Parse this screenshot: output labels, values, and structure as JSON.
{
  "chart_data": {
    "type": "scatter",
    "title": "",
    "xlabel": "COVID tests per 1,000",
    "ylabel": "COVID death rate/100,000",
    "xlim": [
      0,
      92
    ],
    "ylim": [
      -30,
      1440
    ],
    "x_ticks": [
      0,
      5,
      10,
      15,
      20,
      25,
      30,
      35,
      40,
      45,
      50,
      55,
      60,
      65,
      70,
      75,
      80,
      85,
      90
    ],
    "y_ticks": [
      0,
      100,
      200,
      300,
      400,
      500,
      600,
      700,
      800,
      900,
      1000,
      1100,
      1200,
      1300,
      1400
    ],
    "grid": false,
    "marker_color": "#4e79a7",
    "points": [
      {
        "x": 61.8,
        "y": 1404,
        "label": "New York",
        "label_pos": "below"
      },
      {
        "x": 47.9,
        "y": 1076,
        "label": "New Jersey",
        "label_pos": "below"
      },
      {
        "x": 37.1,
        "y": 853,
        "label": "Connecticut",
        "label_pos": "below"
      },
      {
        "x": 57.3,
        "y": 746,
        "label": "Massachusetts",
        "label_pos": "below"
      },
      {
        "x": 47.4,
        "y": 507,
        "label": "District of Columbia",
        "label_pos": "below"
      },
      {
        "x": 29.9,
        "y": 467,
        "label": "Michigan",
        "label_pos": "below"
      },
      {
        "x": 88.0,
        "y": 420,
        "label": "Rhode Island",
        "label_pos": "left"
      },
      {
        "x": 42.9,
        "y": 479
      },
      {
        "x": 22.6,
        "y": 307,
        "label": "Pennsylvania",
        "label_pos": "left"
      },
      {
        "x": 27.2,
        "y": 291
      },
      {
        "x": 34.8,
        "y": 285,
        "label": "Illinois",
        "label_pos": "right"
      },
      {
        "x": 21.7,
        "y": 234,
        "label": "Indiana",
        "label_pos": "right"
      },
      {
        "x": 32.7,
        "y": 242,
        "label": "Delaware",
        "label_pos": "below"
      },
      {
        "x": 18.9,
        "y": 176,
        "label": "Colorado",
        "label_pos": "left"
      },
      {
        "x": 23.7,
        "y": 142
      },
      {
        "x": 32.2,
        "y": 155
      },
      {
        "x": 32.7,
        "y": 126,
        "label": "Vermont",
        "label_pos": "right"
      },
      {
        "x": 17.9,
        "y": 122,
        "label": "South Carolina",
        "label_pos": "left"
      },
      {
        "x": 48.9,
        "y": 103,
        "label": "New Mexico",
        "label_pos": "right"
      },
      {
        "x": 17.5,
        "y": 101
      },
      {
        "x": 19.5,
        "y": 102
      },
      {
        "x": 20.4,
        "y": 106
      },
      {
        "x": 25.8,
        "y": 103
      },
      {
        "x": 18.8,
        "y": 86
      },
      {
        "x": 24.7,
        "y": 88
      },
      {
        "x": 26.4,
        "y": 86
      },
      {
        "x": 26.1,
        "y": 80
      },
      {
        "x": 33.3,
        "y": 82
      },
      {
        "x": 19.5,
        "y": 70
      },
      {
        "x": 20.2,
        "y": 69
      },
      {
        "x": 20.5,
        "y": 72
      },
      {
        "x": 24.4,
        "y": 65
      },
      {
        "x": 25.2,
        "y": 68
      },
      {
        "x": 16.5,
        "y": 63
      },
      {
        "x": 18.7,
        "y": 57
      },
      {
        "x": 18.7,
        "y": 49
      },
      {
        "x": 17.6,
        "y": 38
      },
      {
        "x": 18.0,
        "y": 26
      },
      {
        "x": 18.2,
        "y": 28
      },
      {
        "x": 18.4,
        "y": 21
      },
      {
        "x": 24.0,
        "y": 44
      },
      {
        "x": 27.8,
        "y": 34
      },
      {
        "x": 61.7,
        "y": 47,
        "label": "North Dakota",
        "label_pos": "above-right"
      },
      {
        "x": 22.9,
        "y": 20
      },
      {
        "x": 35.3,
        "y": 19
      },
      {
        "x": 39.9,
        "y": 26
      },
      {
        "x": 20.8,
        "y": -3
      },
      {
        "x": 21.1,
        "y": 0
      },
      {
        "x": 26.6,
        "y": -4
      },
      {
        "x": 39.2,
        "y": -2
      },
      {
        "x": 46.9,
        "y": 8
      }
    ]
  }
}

» TASK DETAILS
Would you reproduce all the entries exactly?

» EXPECTED ANSWER
Parse this screenshot: output labels, values, and structure as JSON.
{
  "chart_data": {
    "type": "scatter",
    "title": "",
    "xlabel": "COVID tests per 1,000",
    "ylabel": "COVID death rate/100,000",
    "xlim": [
      0,
      92
    ],
    "ylim": [
      -30,
      1440
    ],
    "x_ticks": [
      0,
      5,
      10,
      15,
      20,
      25,
      30,
      35,
      40,
      45,
      50,
      55,
      60,
      65,
      70,
      75,
      80,
      85,
      90
    ],
    "y_ticks": [
      0,
      100,
      200,
      300,
      400,
      500,
      600,
      700,
      800,
      900,
      1000,
      1100,
      1200,
      1300,
      1400
    ],
    "grid": false,
    "marker_color": "#4e79a7",
    "points": [
      {
        "x": 61.8,
        "y": 1404,
        "label": "New York",
        "label_pos": "below"
      },
      {
        "x": 47.9,
        "y": 1076,
        "label": "New Jersey",
        "label_pos": "below"
      },
      {
        "x": 37.1,
        "y": 853,
        "label": "Connecticut",
        "label_pos": "below"
      },
      {
        "x": 57.3,
        "y": 746,
        "label": "Massachusetts",
        "label_pos": "below"
      },
      {
        "x": 47.4,
        "y": 507,
        "label": "District of Columbia",
        "label_pos": "below"
      },
      {
        "x": 29.9,
        "y": 467,
        "label": "Michigan",
        "label_pos": "below"
      },
      {
        "x": 88.0,
        "y": 420,
        "label": "Rhode Island",
        "label_pos": "left"
      },
      {
        "x": 42.9,
        "y": 479
      },
      {
        "x": 22.6,
        "y": 307,
        "label": "Pennsylvania",
        "label_pos": "left"
      },
      {
        "x": 27.2,
        "y": 291
      },
      {
        "x": 34.8,
        "y": 285,
        "label": "Illinois",
        "label_pos": "right"
      },
      {
        "x": 21.7,
        "y": 234,
        "label": "Indiana",
        "label_pos": "right"
      },
      {
        "x": 32.7,
        "y": 242,
        "label": "Delaware",
        "label_pos": "below"
      },
      {
        "x": 18.9,
        "y": 176,
        "label": "Colorado",
        "label_pos": "left"
      },
      {
        "x": 23.7,
        "y": 142
      },
      {
        "x": 32.2,
        "y": 155
      },
      {
        "x": 32.7,
        "y": 126,
        "label": "Vermont",
        "label_pos": "right"
      },
      {
        "x": 17.9,
        "y": 122,
        "label": "South Carolina",
        "label_pos": "left"
      },
      {
        "x": 48.9,
        "y": 103,
        "label": "New Mexico",
        "label_pos": "right"
      },
      {
        "x": 17.5,
        "y": 101
      },
      {
        "x": 19.5,
        "y": 102
      },
      {
        "x": 20.4,
        "y": 106
      },
      {
        "x": 25.8,
        "y": 103
      },
      {
        "x": 18.8,
        "y": 86
      },
      {
        "x": 24.7,
        "y": 88
      },
      {
        "x": 26.4,
        "y": 86
      },
      {
        "x": 26.1,
        "y": 80
      },
      {
        "x": 33.3,
        "y": 82
      },
      {
        "x": 19.5,
        "y": 70
      },
      {
        "x": 20.2,
        "y": 69
      },
      {
        "x": 20.5,
        "y": 72
      },
      {
        "x": 24.4,
        "y": 65
      },
      {
        "x": 25.2,
        "y": 68
      },
      {
        "x": 16.5,
        "y": 63
      },
      {
        "x": 18.7,
        "y": 57
      },
      {
        "x": 18.7,
        "y": 49
      },
      {
        "x": 17.6,
        "y": 38
      },
      {
        "x": 18.0,
        "y": 26
      },
      {
        "x": 18.2,
        "y": 28
      },
      {
        "x": 18.4,
        "y": 21
      },
      {
        "x": 24.0,
        "y": 44
      },
      {
        "x": 27.8,
        "y": 34
      },
      {
        "x": 61.7,
        "y": 47,
        "label": "North Dakota",
        "label_pos": "above-right"
      },
      {
        "x": 22.9,
        "y": 20
      },
      {
        "x": 35.3,
        "y": 19
      },
      {
        "x": 39.9,
        "y": 26
      },
      {
        "x": 20.8,
        "y": -3
      },
      {
        "x": 21.1,
        "y": 0
      },
      {
        "x": 26.6,
        "y": -4
      },
      {
        "x": 39.2,
        "y": -2
      },
      {
        "x": 46.9,
        "y": 8
      }
    ]
  }
}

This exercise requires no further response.